### [Aim]
Make an exact copy of the records, dropping all pictures.

### [Provided data]

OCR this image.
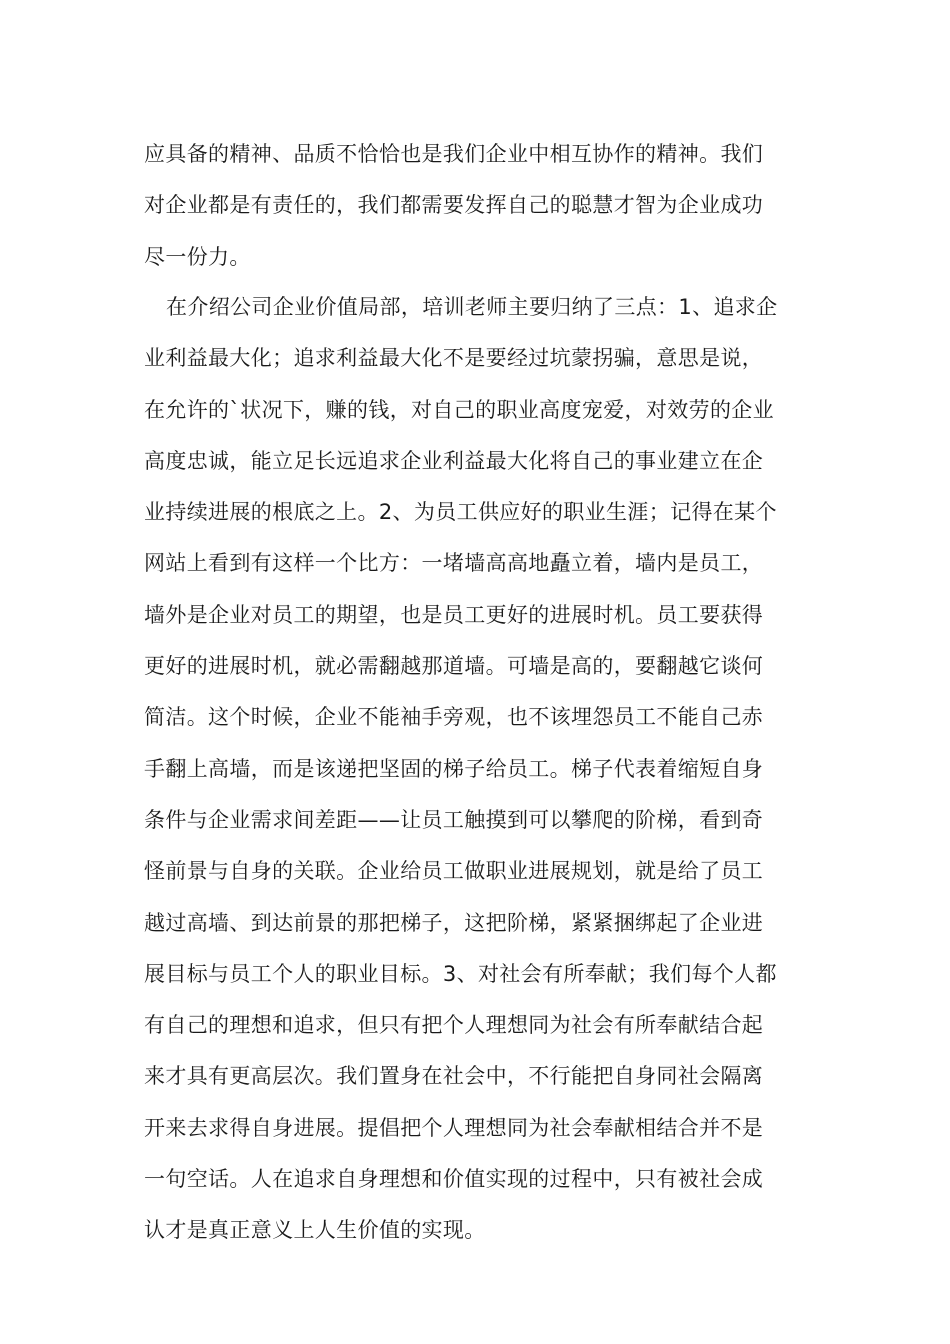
应具备的精神、品质不恰恰也是我们企业中相互协作的精神。我们
对企业都是有责任的，我们都需要发挥自己的聪慧才智为企业成功
尽一份力。
在介绍公司企业价值局部，培训老师主要归纳了三点：1、追求企
业利益最大化；追求利益最大化不是要经过坑蒙拐骗，意思是说，
在允许的`状况下，赚的钱，对自己的职业高度宠爱，对效劳的企业
高度忠诚，能立足长远追求企业利益最大化将自己的事业建立在企
业持续进展的根底之上。2、为员工供应好的职业生涯；记得在某个
网站上看到有这样一个比方：一堵墙高高地矗立着，墙内是员工，
墙外是企业对员工的期望，也是员工更好的进展时机。员工要获得
更好的进展时机，就必需翻越那道墙。可墙是高的，要翻越它谈何
简洁。这个时候，企业不能袖手旁观，也不该埋怨员工不能自己赤
手翻上高墙，而是该递把坚固的梯子给员工。梯子代表着缩短自身
条件与企业需求间差距——让员工触摸到可以攀爬的阶梯，看到奇
怪前景与自身的关联。企业给员工做职业进展规划，就是给了员工
越过高墙、到达前景的那把梯子，这把阶梯，紧紧捆绑起了企业进
展目标与员工个人的职业目标。3、对社会有所奉献；我们每个人都
有自己的理想和追求，但只有把个人理想同为社会有所奉献结合起
来才具有更高层次。我们置身在社会中，不行能把自身同社会隔离
开来去求得自身进展。提倡把个人理想同为社会奉献相结合并不是
一句空话。人在追求自身理想和价值实现的过程中，只有被社会成
认才是真正意义上人生价值的实现。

### [Result]
OCR this image.
应具备的精神、品质不恰恰也是我们企业中相互协作的精神。我们
对企业都是有责任的，我们都需要发挥自己的聪慧才智为企业成功
尽一份力。
在介绍公司企业价值局部，培训老师主要归纳了三点：1、追求企
业利益最大化；追求利益最大化不是要经过坑蒙拐骗，意思是说，
在允许的`状况下，赚的钱，对自己的职业高度宠爱，对效劳的企业
高度忠诚，能立足长远追求企业利益最大化将自己的事业建立在企
业持续进展的根底之上。2、为员工供应好的职业生涯；记得在某个
网站上看到有这样一个比方：一堵墙高高地矗立着，墙内是员工，
墙外是企业对员工的期望，也是员工更好的进展时机。员工要获得
更好的进展时机，就必需翻越那道墙。可墙是高的，要翻越它谈何
简洁。这个时候，企业不能袖手旁观，也不该埋怨员工不能自己赤
手翻上高墙，而是该递把坚固的梯子给员工。梯子代表着缩短自身
条件与企业需求间差距——让员工触摸到可以攀爬的阶梯，看到奇
怪前景与自身的关联。企业给员工做职业进展规划，就是给了员工
越过高墙、到达前景的那把梯子，这把阶梯，紧紧捆绑起了企业进
展目标与员工个人的职业目标。3、对社会有所奉献；我们每个人都
有自己的理想和追求，但只有把个人理想同为社会有所奉献结合起
来才具有更高层次。我们置身在社会中，不行能把自身同社会隔离
开来去求得自身进展。提倡把个人理想同为社会奉献相结合并不是
一句空话。人在追求自身理想和价值实现的过程中，只有被社会成
认才是真正意义上人生价值的实现。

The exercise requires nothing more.